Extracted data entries
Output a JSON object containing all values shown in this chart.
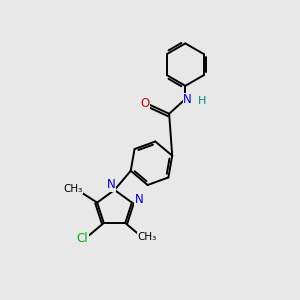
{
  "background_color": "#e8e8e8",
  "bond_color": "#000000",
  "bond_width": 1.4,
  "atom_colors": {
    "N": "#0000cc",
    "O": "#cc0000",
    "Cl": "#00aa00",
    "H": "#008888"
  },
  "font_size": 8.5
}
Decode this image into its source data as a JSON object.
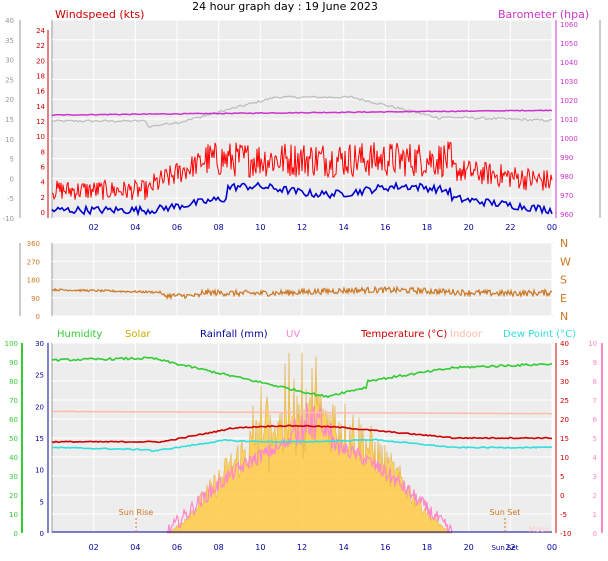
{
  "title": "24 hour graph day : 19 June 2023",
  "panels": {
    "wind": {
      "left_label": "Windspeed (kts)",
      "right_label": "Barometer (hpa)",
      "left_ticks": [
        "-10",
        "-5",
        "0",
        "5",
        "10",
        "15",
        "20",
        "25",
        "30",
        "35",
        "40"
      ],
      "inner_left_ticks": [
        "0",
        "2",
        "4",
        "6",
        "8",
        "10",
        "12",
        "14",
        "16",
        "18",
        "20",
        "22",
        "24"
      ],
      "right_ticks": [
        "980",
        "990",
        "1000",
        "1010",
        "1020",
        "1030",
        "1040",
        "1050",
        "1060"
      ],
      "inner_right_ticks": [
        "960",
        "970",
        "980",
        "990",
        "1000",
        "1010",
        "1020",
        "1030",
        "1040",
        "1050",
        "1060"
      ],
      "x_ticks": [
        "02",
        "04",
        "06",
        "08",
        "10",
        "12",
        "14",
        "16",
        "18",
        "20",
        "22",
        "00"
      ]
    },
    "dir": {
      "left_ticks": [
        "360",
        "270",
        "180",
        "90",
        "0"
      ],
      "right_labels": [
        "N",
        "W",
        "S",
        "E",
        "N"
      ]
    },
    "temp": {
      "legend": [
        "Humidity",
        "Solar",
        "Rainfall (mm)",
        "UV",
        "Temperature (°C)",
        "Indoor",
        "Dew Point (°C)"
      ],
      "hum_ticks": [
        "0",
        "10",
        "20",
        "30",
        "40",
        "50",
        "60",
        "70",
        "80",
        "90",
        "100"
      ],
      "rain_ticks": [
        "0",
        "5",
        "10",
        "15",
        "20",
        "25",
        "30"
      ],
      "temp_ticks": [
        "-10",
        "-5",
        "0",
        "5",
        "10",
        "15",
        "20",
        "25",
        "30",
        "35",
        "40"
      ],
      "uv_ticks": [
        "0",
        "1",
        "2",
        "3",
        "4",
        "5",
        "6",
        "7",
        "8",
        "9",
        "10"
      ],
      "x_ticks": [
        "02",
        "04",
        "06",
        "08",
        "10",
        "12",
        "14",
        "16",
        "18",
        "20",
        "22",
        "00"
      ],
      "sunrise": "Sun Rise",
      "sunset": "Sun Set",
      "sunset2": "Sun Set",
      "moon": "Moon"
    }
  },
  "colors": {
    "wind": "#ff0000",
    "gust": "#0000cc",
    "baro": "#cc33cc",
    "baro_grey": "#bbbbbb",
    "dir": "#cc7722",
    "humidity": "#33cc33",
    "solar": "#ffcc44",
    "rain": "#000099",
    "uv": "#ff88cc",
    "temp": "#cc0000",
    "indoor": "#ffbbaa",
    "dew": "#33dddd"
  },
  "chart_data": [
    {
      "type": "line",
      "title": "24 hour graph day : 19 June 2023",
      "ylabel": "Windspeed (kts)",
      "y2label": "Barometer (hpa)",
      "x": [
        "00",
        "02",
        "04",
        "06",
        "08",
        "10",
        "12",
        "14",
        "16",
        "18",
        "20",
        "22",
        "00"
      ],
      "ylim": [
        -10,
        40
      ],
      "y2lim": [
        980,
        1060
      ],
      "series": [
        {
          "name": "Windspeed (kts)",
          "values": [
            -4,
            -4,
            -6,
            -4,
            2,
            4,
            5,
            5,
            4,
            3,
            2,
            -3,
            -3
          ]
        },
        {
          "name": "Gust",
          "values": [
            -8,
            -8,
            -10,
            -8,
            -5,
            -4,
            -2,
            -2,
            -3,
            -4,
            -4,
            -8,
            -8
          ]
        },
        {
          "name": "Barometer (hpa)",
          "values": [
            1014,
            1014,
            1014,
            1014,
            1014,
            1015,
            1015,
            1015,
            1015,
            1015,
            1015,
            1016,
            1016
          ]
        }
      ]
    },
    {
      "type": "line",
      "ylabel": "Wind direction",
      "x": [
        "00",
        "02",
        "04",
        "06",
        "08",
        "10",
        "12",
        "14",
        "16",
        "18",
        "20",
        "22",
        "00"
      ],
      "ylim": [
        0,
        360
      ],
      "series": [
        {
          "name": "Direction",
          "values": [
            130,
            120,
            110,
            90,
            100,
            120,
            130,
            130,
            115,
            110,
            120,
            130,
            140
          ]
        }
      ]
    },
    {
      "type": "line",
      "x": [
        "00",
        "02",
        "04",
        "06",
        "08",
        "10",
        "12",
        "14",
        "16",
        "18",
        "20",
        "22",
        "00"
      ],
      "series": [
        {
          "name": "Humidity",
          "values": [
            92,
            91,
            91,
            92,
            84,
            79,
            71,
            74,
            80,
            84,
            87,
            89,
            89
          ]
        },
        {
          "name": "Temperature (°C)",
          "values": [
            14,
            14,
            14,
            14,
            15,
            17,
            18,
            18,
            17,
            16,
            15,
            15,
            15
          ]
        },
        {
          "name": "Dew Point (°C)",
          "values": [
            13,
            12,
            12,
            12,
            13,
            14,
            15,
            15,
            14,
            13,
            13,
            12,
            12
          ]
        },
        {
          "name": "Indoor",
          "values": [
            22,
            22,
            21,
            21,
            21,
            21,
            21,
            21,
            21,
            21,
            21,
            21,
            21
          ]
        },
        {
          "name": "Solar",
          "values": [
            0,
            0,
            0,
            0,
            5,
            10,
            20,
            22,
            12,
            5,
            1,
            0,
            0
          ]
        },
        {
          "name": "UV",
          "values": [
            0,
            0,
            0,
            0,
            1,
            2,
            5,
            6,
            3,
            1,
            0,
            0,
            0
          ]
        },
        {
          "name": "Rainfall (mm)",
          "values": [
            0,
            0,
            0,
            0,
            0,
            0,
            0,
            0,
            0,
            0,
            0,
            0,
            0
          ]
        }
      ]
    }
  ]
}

---

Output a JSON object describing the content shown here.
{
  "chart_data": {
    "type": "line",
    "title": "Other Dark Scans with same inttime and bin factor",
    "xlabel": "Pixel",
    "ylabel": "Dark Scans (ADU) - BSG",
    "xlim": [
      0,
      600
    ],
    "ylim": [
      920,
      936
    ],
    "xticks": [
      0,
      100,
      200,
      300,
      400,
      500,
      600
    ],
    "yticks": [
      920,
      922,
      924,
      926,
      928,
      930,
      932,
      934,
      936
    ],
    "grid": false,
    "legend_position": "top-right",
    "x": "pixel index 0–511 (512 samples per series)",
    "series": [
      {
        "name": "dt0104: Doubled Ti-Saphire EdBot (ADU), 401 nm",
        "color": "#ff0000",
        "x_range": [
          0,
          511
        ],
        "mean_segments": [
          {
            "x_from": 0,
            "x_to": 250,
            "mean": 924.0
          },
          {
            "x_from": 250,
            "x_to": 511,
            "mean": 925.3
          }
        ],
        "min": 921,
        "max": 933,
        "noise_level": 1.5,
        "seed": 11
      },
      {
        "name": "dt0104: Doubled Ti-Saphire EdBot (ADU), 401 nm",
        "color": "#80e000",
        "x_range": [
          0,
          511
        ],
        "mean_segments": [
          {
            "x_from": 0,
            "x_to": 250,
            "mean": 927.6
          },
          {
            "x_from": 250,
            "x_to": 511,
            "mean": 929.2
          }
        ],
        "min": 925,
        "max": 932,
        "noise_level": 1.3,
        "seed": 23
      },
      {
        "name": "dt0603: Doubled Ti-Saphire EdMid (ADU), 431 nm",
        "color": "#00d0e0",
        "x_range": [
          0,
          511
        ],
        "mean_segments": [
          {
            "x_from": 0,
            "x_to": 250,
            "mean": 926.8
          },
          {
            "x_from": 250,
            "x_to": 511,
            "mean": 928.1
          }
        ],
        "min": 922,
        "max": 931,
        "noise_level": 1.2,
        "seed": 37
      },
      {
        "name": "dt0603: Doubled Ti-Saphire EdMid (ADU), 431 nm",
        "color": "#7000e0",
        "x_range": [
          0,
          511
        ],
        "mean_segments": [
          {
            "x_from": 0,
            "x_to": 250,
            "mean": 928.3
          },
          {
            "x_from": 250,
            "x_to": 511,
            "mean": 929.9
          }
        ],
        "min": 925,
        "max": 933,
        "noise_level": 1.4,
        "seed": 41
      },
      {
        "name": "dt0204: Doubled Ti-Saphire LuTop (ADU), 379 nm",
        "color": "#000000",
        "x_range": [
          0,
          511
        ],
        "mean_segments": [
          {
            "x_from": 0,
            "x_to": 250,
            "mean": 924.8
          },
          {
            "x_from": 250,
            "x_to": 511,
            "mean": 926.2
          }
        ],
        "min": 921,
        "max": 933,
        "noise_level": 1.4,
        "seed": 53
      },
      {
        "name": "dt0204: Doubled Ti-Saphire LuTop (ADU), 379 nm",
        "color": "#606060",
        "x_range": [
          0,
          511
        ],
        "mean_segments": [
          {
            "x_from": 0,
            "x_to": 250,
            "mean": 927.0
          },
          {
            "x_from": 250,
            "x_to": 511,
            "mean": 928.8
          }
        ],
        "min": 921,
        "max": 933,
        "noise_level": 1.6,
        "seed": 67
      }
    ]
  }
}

--

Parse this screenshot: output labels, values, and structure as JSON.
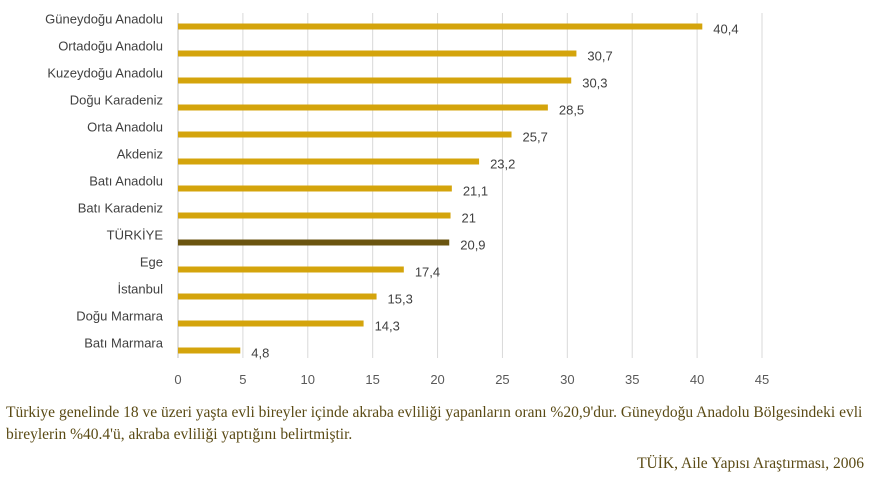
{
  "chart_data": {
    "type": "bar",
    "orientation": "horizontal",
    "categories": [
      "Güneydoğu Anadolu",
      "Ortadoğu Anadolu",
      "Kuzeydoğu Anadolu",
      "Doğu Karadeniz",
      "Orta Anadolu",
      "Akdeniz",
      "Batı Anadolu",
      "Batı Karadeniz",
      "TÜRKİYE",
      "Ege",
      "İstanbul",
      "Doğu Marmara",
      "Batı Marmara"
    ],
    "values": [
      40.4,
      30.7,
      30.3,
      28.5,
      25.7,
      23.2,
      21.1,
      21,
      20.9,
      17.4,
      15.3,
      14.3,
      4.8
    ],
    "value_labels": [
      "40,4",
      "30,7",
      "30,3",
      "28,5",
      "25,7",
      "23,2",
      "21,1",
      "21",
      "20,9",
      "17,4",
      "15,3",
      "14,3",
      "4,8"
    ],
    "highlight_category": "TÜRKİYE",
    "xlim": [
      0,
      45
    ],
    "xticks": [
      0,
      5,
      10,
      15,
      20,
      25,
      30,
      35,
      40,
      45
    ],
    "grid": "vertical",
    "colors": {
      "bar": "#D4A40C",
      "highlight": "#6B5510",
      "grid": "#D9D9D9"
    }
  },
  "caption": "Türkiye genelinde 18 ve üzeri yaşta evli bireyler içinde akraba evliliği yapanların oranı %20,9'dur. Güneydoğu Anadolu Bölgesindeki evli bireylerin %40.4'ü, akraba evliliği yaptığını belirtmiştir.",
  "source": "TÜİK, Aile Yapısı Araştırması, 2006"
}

What you will do:
Go through the listing above and work out how many lines contain the string "Dark". Reply with the number alone.

In response:
2